# OBJECTIVE
Express the data as a Markdown table with the columns Line No. and Entry, one row per line, from the first line through the line containing "icon-rail (0, 88, 74, 668)", both included. Give each line's number and the line itself, and leave out blank lines.

# ENTRIES
┌──

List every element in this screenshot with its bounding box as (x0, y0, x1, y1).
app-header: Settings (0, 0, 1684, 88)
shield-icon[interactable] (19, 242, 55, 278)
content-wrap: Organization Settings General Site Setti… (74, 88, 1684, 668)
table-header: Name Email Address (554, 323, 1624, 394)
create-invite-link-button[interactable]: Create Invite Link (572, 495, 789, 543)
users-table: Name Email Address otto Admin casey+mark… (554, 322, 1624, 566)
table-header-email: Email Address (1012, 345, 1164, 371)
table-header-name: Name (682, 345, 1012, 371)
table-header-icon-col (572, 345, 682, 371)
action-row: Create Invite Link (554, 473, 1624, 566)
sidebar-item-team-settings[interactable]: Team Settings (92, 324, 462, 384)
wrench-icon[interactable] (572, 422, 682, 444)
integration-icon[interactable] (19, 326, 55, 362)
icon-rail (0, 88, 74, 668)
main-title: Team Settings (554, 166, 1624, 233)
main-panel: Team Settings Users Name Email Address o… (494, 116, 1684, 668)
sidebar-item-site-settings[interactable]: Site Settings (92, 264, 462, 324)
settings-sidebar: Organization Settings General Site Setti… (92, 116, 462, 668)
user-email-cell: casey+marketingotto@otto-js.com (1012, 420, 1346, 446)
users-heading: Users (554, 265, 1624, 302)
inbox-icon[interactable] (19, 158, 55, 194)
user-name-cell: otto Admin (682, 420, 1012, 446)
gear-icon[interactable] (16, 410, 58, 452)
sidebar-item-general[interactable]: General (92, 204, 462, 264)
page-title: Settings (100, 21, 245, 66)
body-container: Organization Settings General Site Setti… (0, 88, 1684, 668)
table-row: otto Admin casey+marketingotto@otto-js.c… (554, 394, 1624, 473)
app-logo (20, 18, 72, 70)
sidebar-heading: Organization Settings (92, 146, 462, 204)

└──

# OUTPUT FOR THIS EXERCISE
| Line No. | Entry |
|---|---|
| 1 | List every element in this screenshot with its bounding box as (x0, y0, x1, y1). |
| 2 | app-header: Settings (0, 0, 1684, 88) |
| 3 | shield-icon[interactable] (19, 242, 55, 278) |
| 4 | content-wrap: Organization Settings General Site Setti… (74, 88, 1684, 668) |
| 5 | table-header: Name Email Address (554, 323, 1624, 394) |
| 6 | create-invite-link-button[interactable]: Create Invite Link (572, 495, 789, 543) |
| 7 | users-table: Name Email Address otto Admin casey+mark… (554, 322, 1624, 566) |
| 8 | table-header-email: Email Address (1012, 345, 1164, 371) |
| 9 | table-header-name: Name (682, 345, 1012, 371) |
| 10 | table-header-icon-col (572, 345, 682, 371) |
| 11 | action-row: Create Invite Link (554, 473, 1624, 566) |
| 12 | sidebar-item-team-settings[interactable]: Team Settings (92, 324, 462, 384) |
| 13 | wrench-icon[interactable] (572, 422, 682, 444) |
| 14 | integration-icon[interactable] (19, 326, 55, 362) |
| 15 | icon-rail (0, 88, 74, 668) |